- [Stated problem]
Transcribe all the entries word for word, but omit the images.

***** Listed records

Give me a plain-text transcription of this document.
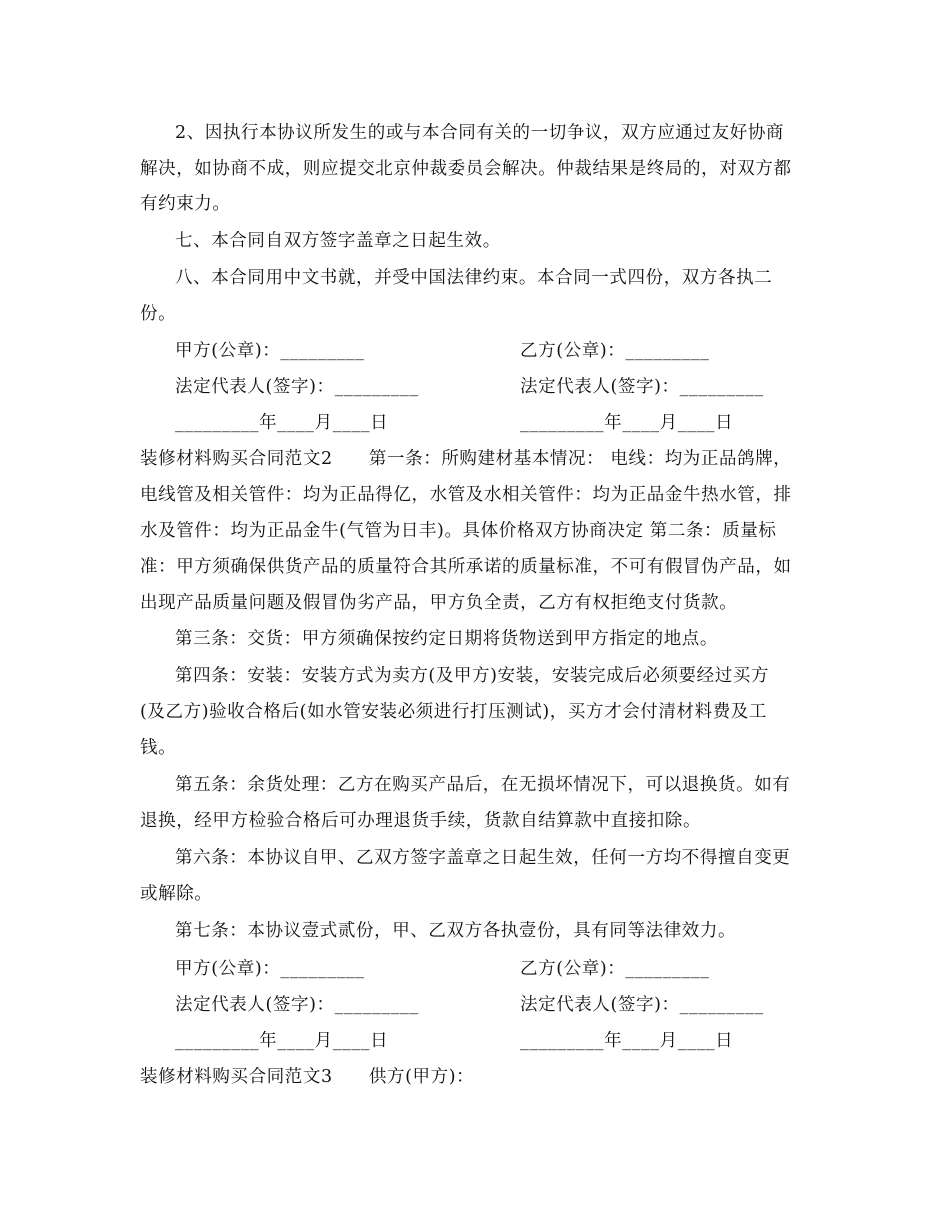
2、因执行本协议所发生的或与本合同有关的一切争议，双方应通过友好协商
解决，如协商不成，则应提交北京仲裁委员会解决。仲裁结果是终局的，对双方都
有约束力。
七、本合同自双方签字盖章之日起生效。
八、本合同用中文书就，并受中国法律约束。本合同一式四份，双方各执二
份。
甲方(公章)：_________	乙方(公章)：_________
法定代表人(签字)：_________	法定代表人(签字)：_________
_________年____月____日	_________年____月____日
装修材料购买合同范文2　　第一条：所购建材基本情况： 电线：均为正品鸽牌，
电线管及相关管件：均为正品得亿，水管及水相关管件：均为正品金牛热水管，排
水及管件：均为正品金牛(气管为日丰)。具体价格双方协商决定 第二条：质量标
准：甲方须确保供货产品的质量符合其所承诺的质量标准，不可有假冒伪产品，如
出现产品质量问题及假冒伪劣产品，甲方负全责，乙方有权拒绝支付货款。
第三条：交货：甲方须确保按约定日期将货物送到甲方指定的地点。
第四条：安装：安装方式为卖方(及甲方)安装，安装完成后必须要经过买方
(及乙方)验收合格后(如水管安装必须进行打压测试)，买方才会付清材料费及工
钱。
第五条：余货处理：乙方在购买产品后，在无损坏情况下，可以退换货。如有
退换，经甲方检验合格后可办理退货手续，货款自结算款中直接扣除。
第六条：本协议自甲、乙双方签字盖章之日起生效，任何一方均不得擅自变更
或解除。
第七条：本协议壹式贰份，甲、乙双方各执壹份，具有同等法律效力。
甲方(公章)：_________	乙方(公章)：_________
法定代表人(签字)：_________	法定代表人(签字)：_________
_________年____月____日	_________年____月____日
装修材料购买合同范文3　　供方(甲方)：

**********

- [Solution]
Give me a plain-text transcription of this document.
2、因执行本协议所发生的或与本合同有关的一切争议，双方应通过友好协商
解决，如协商不成，则应提交北京仲裁委员会解决。仲裁结果是终局的，对双方都
有约束力。
七、本合同自双方签字盖章之日起生效。
八、本合同用中文书就，并受中国法律约束。本合同一式四份，双方各执二
份。
甲方(公章)：_________	乙方(公章)：_________
法定代表人(签字)：_________	法定代表人(签字)：_________
_________年____月____日	_________年____月____日
装修材料购买合同范文2　　第一条：所购建材基本情况： 电线：均为正品鸽牌，
电线管及相关管件：均为正品得亿，水管及水相关管件：均为正品金牛热水管，排
水及管件：均为正品金牛(气管为日丰)。具体价格双方协商决定 第二条：质量标
准：甲方须确保供货产品的质量符合其所承诺的质量标准，不可有假冒伪产品，如
出现产品质量问题及假冒伪劣产品，甲方负全责，乙方有权拒绝支付货款。
第三条：交货：甲方须确保按约定日期将货物送到甲方指定的地点。
第四条：安装：安装方式为卖方(及甲方)安装，安装完成后必须要经过买方
(及乙方)验收合格后(如水管安装必须进行打压测试)，买方才会付清材料费及工
钱。
第五条：余货处理：乙方在购买产品后，在无损坏情况下，可以退换货。如有
退换，经甲方检验合格后可办理退货手续，货款自结算款中直接扣除。
第六条：本协议自甲、乙双方签字盖章之日起生效，任何一方均不得擅自变更
或解除。
第七条：本协议壹式贰份，甲、乙双方各执壹份，具有同等法律效力。
甲方(公章)：_________	乙方(公章)：_________
法定代表人(签字)：_________	法定代表人(签字)：_________
_________年____月____日	_________年____月____日
装修材料购买合同范文3　　供方(甲方)：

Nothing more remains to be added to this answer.